-- Goal --
List all lines in the material below that contain "cuerpo".

---+---

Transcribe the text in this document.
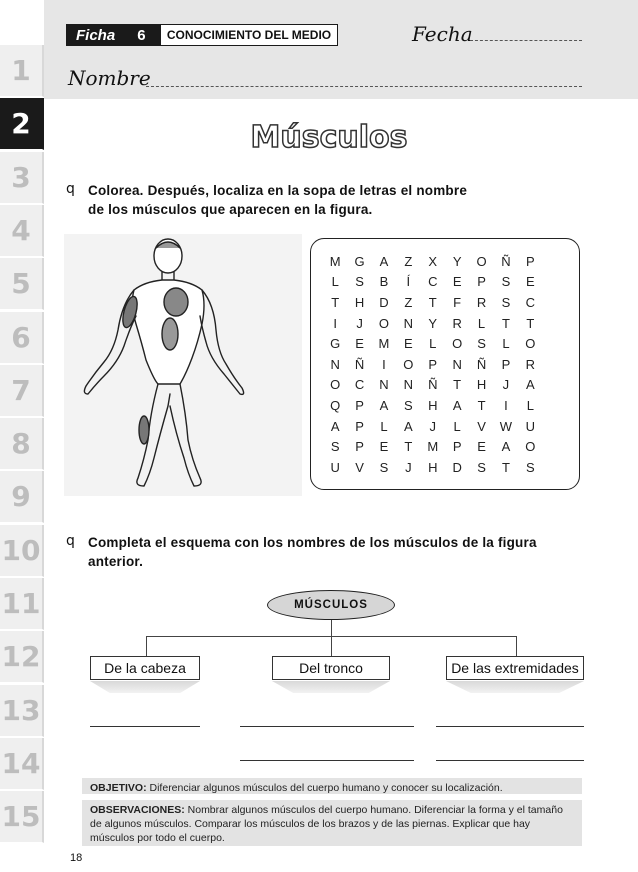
1
2
3
4
5
6
7
8
9
10
11
12
13
14
15
Ficha 6	CONOCIMIENTO DEL MEDIO	Fecha
Nombre
Músculos
q Colorea. Después, localiza en la sopa de letras el nombre
de los músculos que aparecen en la figura.
M	G	A	Z	X	Y	O	Ñ	P
L	S	B	Í	C	E	P	S	E
T	H	D	Z	T	F	R	S	C
I	J	O	N	Y	R	L	T	T
G	E	M	E	L	O	S	L	O
N	Ñ	I	O	P	N	Ñ	P	R
O	C	N	N	Ñ	T	H	J	A
Q	P	A	S	H	A	T	I	L
A	P	L	A	J	L	V	W	U
S	P	E	T	M	P	E	A	O
U	V	S	J	H	D	S	T	S
q Completa el esquema con los nombres de los músculos de la figura
anterior.
MÚSCULOS
De la cabeza	Del tronco	De las extremidades
OBJETIVO: Diferenciar algunos músculos del cuerpo humano y conocer su localización.
OBSERVACIONES: Nombrar algunos músculos del cuerpo humano. Diferenciar la forma y el tamaño de algunos músculos. Comparar los músculos de los brazos y de las piernas. Explicar que hay músculos por todo el cuerpo.
18
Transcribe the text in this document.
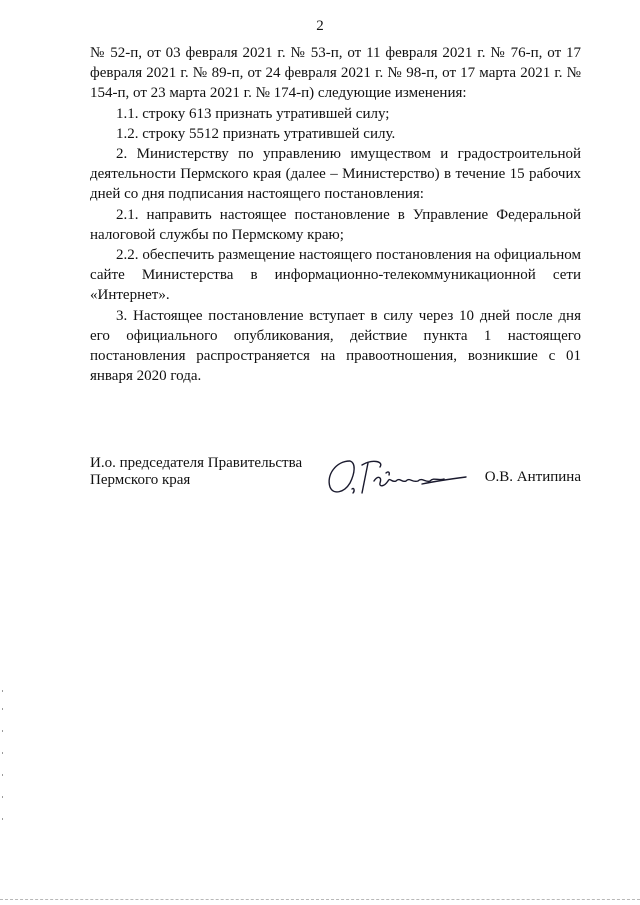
2

№ 52-п, от 03 февраля 2021 г. № 53-п, от 11 февраля 2021 г. № 76-п, от 17 февраля 2021 г. № 89-п, от 24 февраля 2021 г. № 98-п, от 17 марта 2021 г. № 154-п, от 23 марта 2021 г. № 174-п) следующие изменения:

1.1. строку 613 признать утратившей силу;

1.2. строку 5512 признать утратившей силу.

2. Министерству по управлению имуществом и градостроительной деятельности Пермского края (далее – Министерство) в течение 15 рабочих дней со дня подписания настоящего постановления:

2.1. направить настоящее постановление в Управление Федеральной налоговой службы по Пермскому краю;

2.2. обеспечить размещение настоящего постановления на официальном сайте Министерства в информационно-телекоммуникационной сети «Интернет».

3. Настоящее постановление вступает в силу через 10 дней после дня его официального опубликования, действие пункта 1 настоящего постановления распространяется на правоотношения, возникшие с 01 января 2020 года.

И.о. председателя Правительства
Пермского края	О.В. Антипина
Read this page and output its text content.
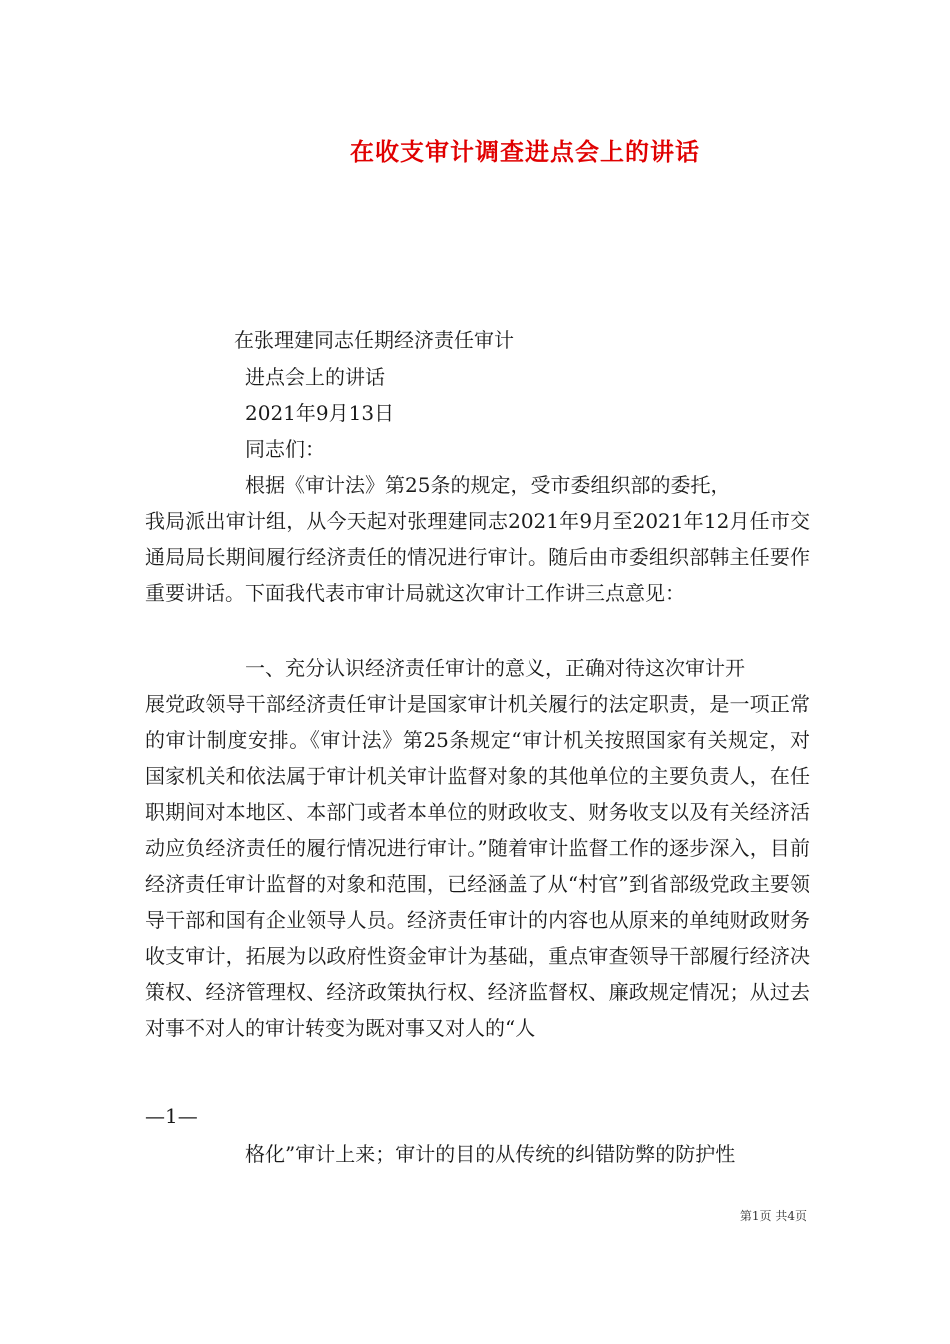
在收支审计调查进点会上的讲话
在张理建同志任期经济责任审计
进点会上的讲话
2021年9月13日
同志们：
根据《审计法》第25条的规定，受市委组织部的委托，
我局派出审计组，从今天起对张理建同志2021年9月至2021年12月任市交通局局长期间履行经济责任的情况进行审计。随后由市委组织部韩主任要作重要讲话。下面我代表市审计局就这次审计工作讲三点意见：
一、充分认识经济责任审计的意义，正确对待这次审计开
展党政领导干部经济责任审计是国家审计机关履行的法定职责，是一项正常的审计制度安排。《审计法》第25条规定“审计机关按照国家有关规定，对国家机关和依法属于审计机关审计监督对象的其他单位的主要负责人，在任职期间对本地区、本部门或者本单位的财政收支、财务收支以及有关经济活动应负经济责任的履行情况进行审计。”随着审计监督工作的逐步深入，目前经济责任审计监督的对象和范围，已经涵盖了从“村官”到省部级党政主要领导干部和国有企业领导人员。经济责任审计的内容也从原来的单纯财政财务收支审计，拓展为以政府性资金审计为基础，重点审查领导干部履行经济决策权、经济管理权、经济政策执行权、经济监督权、廉政规定情况；从过去对事不对人的审计转变为既对事又对人的“人
—1—
格化”审计上来；审计的目的从传统的纠错防弊的防护性
第1页 共4页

---+---

-- The reply --
OBJETIVO: Diferenciar algunos músculos del cuerpo humano y conocer su localización.
OBSERVACIONES: Nombrar algunos músculos del cuerpo humano. Diferenciar la forma y el tamaño de algunos músculos. Comparar los músculos de los brazos y de las piernas. Explicar que hay músculos por todo el cuerpo.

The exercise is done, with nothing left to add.